* Given task: Reproduce the listing verbatim.

[Records about charts and figures]
#####

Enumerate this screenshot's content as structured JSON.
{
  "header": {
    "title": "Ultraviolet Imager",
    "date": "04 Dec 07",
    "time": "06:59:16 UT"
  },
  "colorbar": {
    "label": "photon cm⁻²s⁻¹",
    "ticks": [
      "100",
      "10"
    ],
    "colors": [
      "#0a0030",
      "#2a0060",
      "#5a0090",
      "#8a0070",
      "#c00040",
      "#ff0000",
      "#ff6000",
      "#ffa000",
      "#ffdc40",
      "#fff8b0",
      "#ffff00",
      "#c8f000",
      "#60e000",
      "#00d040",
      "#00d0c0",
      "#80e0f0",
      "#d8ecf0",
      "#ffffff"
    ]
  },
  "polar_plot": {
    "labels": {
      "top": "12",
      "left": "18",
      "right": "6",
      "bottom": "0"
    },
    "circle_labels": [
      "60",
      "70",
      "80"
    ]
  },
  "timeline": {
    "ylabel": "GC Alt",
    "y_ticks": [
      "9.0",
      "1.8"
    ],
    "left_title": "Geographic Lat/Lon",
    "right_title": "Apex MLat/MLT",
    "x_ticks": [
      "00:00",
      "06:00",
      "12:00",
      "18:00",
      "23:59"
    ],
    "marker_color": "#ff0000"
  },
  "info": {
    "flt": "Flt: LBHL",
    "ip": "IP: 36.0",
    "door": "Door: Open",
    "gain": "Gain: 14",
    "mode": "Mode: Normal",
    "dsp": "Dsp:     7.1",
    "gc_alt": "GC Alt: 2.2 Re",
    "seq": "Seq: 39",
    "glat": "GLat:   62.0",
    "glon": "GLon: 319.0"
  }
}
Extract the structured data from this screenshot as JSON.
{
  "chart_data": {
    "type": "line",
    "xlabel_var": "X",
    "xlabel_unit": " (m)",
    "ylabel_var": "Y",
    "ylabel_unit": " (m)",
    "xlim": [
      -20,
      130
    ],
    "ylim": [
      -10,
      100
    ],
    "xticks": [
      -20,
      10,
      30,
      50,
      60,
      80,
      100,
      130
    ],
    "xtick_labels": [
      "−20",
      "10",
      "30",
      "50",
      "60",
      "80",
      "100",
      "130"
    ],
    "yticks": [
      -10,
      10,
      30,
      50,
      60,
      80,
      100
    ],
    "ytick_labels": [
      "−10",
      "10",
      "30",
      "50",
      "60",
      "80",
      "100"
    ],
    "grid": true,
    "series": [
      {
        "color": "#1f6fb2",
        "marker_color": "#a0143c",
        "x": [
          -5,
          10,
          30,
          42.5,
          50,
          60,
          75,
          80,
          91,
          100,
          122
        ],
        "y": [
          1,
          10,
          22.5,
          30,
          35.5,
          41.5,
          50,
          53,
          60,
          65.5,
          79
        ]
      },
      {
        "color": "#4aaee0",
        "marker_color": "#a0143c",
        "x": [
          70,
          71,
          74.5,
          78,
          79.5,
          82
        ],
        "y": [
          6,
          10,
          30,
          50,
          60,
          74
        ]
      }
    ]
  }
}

#####

* Reply:
Enumerate this screenshot's content as structured JSON.
{
  "header": {
    "title": "Ultraviolet Imager",
    "date": "04 Dec 07",
    "time": "06:59:16 UT"
  },
  "colorbar": {
    "label": "photon cm⁻²s⁻¹",
    "ticks": [
      "100",
      "10"
    ],
    "colors": [
      "#0a0030",
      "#2a0060",
      "#5a0090",
      "#8a0070",
      "#c00040",
      "#ff0000",
      "#ff6000",
      "#ffa000",
      "#ffdc40",
      "#fff8b0",
      "#ffff00",
      "#c8f000",
      "#60e000",
      "#00d040",
      "#00d0c0",
      "#80e0f0",
      "#d8ecf0",
      "#ffffff"
    ]
  },
  "polar_plot": {
    "labels": {
      "top": "12",
      "left": "18",
      "right": "6",
      "bottom": "0"
    },
    "circle_labels": [
      "60",
      "70",
      "80"
    ]
  },
  "timeline": {
    "ylabel": "GC Alt",
    "y_ticks": [
      "9.0",
      "1.8"
    ],
    "left_title": "Geographic Lat/Lon",
    "right_title": "Apex MLat/MLT",
    "x_ticks": [
      "00:00",
      "06:00",
      "12:00",
      "18:00",
      "23:59"
    ],
    "marker_color": "#ff0000"
  },
  "info": {
    "flt": "Flt: LBHL",
    "ip": "IP: 36.0",
    "door": "Door: Open",
    "gain": "Gain: 14",
    "mode": "Mode: Normal",
    "dsp": "Dsp:     7.1",
    "gc_alt": "GC Alt: 2.2 Re",
    "seq": "Seq: 39",
    "glat": "GLat:   62.0",
    "glon": "GLon: 319.0"
  }
}
Extract the structured data from this screenshot as JSON.
{
  "chart_data": {
    "type": "line",
    "xlabel_var": "X",
    "xlabel_unit": " (m)",
    "ylabel_var": "Y",
    "ylabel_unit": " (m)",
    "xlim": [
      -20,
      130
    ],
    "ylim": [
      -10,
      100
    ],
    "xticks": [
      -20,
      10,
      30,
      50,
      60,
      80,
      100,
      130
    ],
    "xtick_labels": [
      "−20",
      "10",
      "30",
      "50",
      "60",
      "80",
      "100",
      "130"
    ],
    "yticks": [
      -10,
      10,
      30,
      50,
      60,
      80,
      100
    ],
    "ytick_labels": [
      "−10",
      "10",
      "30",
      "50",
      "60",
      "80",
      "100"
    ],
    "grid": true,
    "series": [
      {
        "color": "#1f6fb2",
        "marker_color": "#a0143c",
        "x": [
          -5,
          10,
          30,
          42.5,
          50,
          60,
          75,
          80,
          91,
          100,
          122
        ],
        "y": [
          1,
          10,
          22.5,
          30,
          35.5,
          41.5,
          50,
          53,
          60,
          65.5,
          79
        ]
      },
      {
        "color": "#4aaee0",
        "marker_color": "#a0143c",
        "x": [
          70,
          71,
          74.5,
          78,
          79.5,
          82
        ],
        "y": [
          6,
          10,
          30,
          50,
          60,
          74
        ]
      }
    ]
  }
}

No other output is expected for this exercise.